• **Information supplied**
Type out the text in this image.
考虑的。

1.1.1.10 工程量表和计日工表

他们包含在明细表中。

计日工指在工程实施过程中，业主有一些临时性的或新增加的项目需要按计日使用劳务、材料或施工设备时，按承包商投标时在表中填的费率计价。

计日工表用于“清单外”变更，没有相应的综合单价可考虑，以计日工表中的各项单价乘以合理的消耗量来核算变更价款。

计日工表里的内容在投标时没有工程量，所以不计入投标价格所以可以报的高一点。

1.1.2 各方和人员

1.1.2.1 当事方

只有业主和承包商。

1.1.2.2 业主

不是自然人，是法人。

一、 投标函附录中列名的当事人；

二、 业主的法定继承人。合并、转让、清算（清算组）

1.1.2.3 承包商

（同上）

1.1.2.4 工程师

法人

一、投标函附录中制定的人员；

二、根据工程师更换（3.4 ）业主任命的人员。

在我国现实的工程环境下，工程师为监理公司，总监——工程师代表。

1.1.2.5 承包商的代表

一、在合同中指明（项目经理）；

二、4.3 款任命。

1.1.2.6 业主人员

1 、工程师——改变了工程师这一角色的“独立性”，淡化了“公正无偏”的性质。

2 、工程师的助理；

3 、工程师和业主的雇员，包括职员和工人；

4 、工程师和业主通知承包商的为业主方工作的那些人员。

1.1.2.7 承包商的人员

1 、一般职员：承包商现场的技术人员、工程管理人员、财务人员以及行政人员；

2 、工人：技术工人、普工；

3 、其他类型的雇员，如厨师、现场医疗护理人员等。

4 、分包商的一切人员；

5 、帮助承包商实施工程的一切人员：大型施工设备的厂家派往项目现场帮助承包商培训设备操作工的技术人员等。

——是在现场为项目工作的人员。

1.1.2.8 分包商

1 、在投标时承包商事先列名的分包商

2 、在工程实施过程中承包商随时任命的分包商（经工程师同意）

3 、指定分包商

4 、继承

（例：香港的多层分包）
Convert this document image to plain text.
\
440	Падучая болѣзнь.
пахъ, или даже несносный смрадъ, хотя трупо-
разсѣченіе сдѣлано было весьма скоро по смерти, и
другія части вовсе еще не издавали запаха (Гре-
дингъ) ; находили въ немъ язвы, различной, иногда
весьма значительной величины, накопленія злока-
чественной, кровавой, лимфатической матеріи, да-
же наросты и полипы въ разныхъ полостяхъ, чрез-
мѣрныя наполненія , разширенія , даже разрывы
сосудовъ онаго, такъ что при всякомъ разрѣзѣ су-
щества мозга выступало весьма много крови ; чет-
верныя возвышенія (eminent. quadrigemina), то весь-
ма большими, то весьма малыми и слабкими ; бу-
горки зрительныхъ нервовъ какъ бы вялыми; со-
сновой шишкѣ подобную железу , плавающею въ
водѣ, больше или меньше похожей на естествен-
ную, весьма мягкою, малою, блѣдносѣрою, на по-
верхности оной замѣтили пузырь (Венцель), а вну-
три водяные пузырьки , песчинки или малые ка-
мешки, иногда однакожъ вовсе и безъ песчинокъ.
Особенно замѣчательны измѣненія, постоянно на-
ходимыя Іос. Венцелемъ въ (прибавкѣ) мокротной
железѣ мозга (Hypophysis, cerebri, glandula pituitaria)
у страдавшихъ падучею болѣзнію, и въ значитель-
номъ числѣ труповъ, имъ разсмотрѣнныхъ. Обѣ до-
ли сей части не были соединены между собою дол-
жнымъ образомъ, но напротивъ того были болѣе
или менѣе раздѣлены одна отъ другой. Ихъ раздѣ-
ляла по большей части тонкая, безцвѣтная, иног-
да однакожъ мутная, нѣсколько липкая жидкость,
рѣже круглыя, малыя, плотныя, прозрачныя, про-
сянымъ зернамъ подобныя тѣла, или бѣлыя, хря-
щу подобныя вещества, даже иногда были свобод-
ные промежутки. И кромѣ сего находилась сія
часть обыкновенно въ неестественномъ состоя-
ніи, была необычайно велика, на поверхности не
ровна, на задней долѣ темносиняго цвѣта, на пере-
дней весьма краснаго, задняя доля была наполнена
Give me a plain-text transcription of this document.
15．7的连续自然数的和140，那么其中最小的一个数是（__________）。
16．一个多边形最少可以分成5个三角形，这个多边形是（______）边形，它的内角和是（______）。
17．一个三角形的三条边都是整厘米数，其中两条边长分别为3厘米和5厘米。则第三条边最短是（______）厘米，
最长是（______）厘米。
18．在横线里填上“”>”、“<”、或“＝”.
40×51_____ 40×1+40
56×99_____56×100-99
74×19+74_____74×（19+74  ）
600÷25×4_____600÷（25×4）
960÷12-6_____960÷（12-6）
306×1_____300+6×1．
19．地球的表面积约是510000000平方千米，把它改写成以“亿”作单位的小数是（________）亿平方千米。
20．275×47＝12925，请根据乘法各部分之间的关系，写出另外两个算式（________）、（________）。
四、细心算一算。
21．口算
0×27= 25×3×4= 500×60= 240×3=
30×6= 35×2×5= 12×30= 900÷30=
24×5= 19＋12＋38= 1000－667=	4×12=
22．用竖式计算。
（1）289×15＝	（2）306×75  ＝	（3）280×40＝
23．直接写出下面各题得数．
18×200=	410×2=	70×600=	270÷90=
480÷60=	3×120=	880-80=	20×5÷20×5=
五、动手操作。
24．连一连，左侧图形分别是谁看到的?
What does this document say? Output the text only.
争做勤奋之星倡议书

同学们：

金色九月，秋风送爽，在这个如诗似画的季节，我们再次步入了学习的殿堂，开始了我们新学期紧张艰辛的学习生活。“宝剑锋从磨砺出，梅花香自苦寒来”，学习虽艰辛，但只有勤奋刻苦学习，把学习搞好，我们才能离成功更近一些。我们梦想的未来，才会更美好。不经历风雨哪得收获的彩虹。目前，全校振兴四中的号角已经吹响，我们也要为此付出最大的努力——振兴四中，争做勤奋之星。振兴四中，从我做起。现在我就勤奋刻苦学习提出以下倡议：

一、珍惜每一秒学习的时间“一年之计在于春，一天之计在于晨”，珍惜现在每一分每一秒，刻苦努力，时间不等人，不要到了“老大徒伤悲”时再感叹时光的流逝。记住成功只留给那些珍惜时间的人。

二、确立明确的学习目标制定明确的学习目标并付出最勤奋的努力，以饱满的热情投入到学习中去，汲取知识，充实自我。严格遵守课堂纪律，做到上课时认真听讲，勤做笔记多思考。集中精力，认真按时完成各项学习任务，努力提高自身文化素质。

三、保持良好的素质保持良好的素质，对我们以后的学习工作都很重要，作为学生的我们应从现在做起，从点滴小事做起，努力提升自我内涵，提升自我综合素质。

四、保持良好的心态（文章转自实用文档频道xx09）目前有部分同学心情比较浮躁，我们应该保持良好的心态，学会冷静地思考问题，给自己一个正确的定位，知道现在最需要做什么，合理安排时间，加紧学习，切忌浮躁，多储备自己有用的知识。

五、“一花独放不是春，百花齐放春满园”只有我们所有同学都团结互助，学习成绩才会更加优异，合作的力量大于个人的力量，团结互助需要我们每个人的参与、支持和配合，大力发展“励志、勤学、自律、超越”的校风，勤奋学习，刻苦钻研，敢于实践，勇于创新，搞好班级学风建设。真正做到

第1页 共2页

• **Stated exercise**
Your task is to print all of the records exactly.

• **Task solution**
Type out the text in this image.
考虑的。

1.1.1.10 工程量表和计日工表

他们包含在明细表中。

计日工指在工程实施过程中，业主有一些临时性的或新增加的项目需要按计日使用劳务、材料或施工设备时，按承包商投标时在表中填的费率计价。

计日工表用于“清单外”变更，没有相应的综合单价可考虑，以计日工表中的各项单价乘以合理的消耗量来核算变更价款。

计日工表里的内容在投标时没有工程量，所以不计入投标价格所以可以报的高一点。

1.1.2 各方和人员

1.1.2.1 当事方

只有业主和承包商。

1.1.2.2 业主

不是自然人，是法人。

一、 投标函附录中列名的当事人；

二、 业主的法定继承人。合并、转让、清算（清算组）

1.1.2.3 承包商

（同上）

1.1.2.4 工程师

法人

一、投标函附录中制定的人员；

二、根据工程师更换（3.4 ）业主任命的人员。

在我国现实的工程环境下，工程师为监理公司，总监——工程师代表。

1.1.2.5 承包商的代表

一、在合同中指明（项目经理）；

二、4.3 款任命。

1.1.2.6 业主人员

1 、工程师——改变了工程师这一角色的“独立性”，淡化了“公正无偏”的性质。

2 、工程师的助理；

3 、工程师和业主的雇员，包括职员和工人；

4 、工程师和业主通知承包商的为业主方工作的那些人员。

1.1.2.7 承包商的人员

1 、一般职员：承包商现场的技术人员、工程管理人员、财务人员以及行政人员；

2 、工人：技术工人、普工；

3 、其他类型的雇员，如厨师、现场医疗护理人员等。

4 、分包商的一切人员；

5 、帮助承包商实施工程的一切人员：大型施工设备的厂家派往项目现场帮助承包商培训设备操作工的技术人员等。

——是在现场为项目工作的人员。

1.1.2.8 分包商

1 、在投标时承包商事先列名的分包商

2 、在工程实施过程中承包商随时任命的分包商（经工程师同意）

3 、指定分包商

4 、继承

（例：香港的多层分包）
Convert this document image to plain text.
\
440	Падучая болѣзнь.
пахъ, или даже несносный смрадъ, хотя трупо-
разсѣченіе сдѣлано было весьма скоро по смерти, и
другія части вовсе еще не издавали запаха (Гре-
дингъ) ; находили въ немъ язвы, различной, иногда
весьма значительной величины, накопленія злока-
чественной, кровавой, лимфатической матеріи, да-
же наросты и полипы въ разныхъ полостяхъ, чрез-
мѣрныя наполненія , разширенія , даже разрывы
сосудовъ онаго, такъ что при всякомъ разрѣзѣ су-
щества мозга выступало весьма много крови ; чет-
верныя возвышенія (eminent. quadrigemina), то весь-
ма большими, то весьма малыми и слабкими ; бу-
горки зрительныхъ нервовъ какъ бы вялыми; со-
сновой шишкѣ подобную железу , плавающею въ
водѣ, больше или меньше похожей на естествен-
ную, весьма мягкою, малою, блѣдносѣрою, на по-
верхности оной замѣтили пузырь (Венцель), а вну-
три водяные пузырьки , песчинки или малые ка-
мешки, иногда однакожъ вовсе и безъ песчинокъ.
Особенно замѣчательны измѣненія, постоянно на-
ходимыя Іос. Венцелемъ въ (прибавкѣ) мокротной
железѣ мозга (Hypophysis, cerebri, glandula pituitaria)
у страдавшихъ падучею болѣзнію, и въ значитель-
номъ числѣ труповъ, имъ разсмотрѣнныхъ. Обѣ до-
ли сей части не были соединены между собою дол-
жнымъ образомъ, но напротивъ того были болѣе
или менѣе раздѣлены одна отъ другой. Ихъ раздѣ-
ляла по большей части тонкая, безцвѣтная, иног-
да однакожъ мутная, нѣсколько липкая жидкость,
рѣже круглыя, малыя, плотныя, прозрачныя, про-
сянымъ зернамъ подобныя тѣла, или бѣлыя, хря-
щу подобныя вещества, даже иногда были свобод-
ные промежутки. И кромѣ сего находилась сія
часть обыкновенно въ неестественномъ состоя-
ніи, была необычайно велика, на поверхности не
ровна, на задней долѣ темносиняго цвѣта, на пере-
дней весьма краснаго, задняя доля была наполнена
Give me a plain-text transcription of this document.
15．7的连续自然数的和140，那么其中最小的一个数是（__________）。
16．一个多边形最少可以分成5个三角形，这个多边形是（______）边形，它的内角和是（______）。
17．一个三角形的三条边都是整厘米数，其中两条边长分别为3厘米和5厘米。则第三条边最短是（______）厘米，
最长是（______）厘米。
18．在横线里填上“”>”、“<”、或“＝”.
40×51_____ 40×1+40
56×99_____56×100-99
74×19+74_____74×（19+74  ）
600÷25×4_____600÷（25×4）
960÷12-6_____960÷（12-6）
306×1_____300+6×1．
19．地球的表面积约是510000000平方千米，把它改写成以“亿”作单位的小数是（________）亿平方千米。
20．275×47＝12925，请根据乘法各部分之间的关系，写出另外两个算式（________）、（________）。
四、细心算一算。
21．口算
0×27= 25×3×4= 500×60= 240×3=
30×6= 35×2×5= 12×30= 900÷30=
24×5= 19＋12＋38= 1000－667=	4×12=
22．用竖式计算。
（1）289×15＝	（2）306×75  ＝	（3）280×40＝
23．直接写出下面各题得数．
18×200=	410×2=	70×600=	270÷90=
480÷60=	3×120=	880-80=	20×5÷20×5=
五、动手操作。
24．连一连，左侧图形分别是谁看到的?
What does this document say? Output the text only.
争做勤奋之星倡议书

同学们：

金色九月，秋风送爽，在这个如诗似画的季节，我们再次步入了学习的殿堂，开始了我们新学期紧张艰辛的学习生活。“宝剑锋从磨砺出，梅花香自苦寒来”，学习虽艰辛，但只有勤奋刻苦学习，把学习搞好，我们才能离成功更近一些。我们梦想的未来，才会更美好。不经历风雨哪得收获的彩虹。目前，全校振兴四中的号角已经吹响，我们也要为此付出最大的努力——振兴四中，争做勤奋之星。振兴四中，从我做起。现在我就勤奋刻苦学习提出以下倡议：

一、珍惜每一秒学习的时间“一年之计在于春，一天之计在于晨”，珍惜现在每一分每一秒，刻苦努力，时间不等人，不要到了“老大徒伤悲”时再感叹时光的流逝。记住成功只留给那些珍惜时间的人。

二、确立明确的学习目标制定明确的学习目标并付出最勤奋的努力，以饱满的热情投入到学习中去，汲取知识，充实自我。严格遵守课堂纪律，做到上课时认真听讲，勤做笔记多思考。集中精力，认真按时完成各项学习任务，努力提高自身文化素质。

三、保持良好的素质保持良好的素质，对我们以后的学习工作都很重要，作为学生的我们应从现在做起，从点滴小事做起，努力提升自我内涵，提升自我综合素质。

四、保持良好的心态（文章转自实用文档频道xx09）目前有部分同学心情比较浮躁，我们应该保持良好的心态，学会冷静地思考问题，给自己一个正确的定位，知道现在最需要做什么，合理安排时间，加紧学习，切忌浮躁，多储备自己有用的知识。

五、“一花独放不是春，百花齐放春满园”只有我们所有同学都团结互助，学习成绩才会更加优异，合作的力量大于个人的力量，团结互助需要我们每个人的参与、支持和配合，大力发展“励志、勤学、自律、超越”的校风，勤奋学习，刻苦钻研，敢于实践，勇于创新，搞好班级学风建设。真正做到

第1页 共2页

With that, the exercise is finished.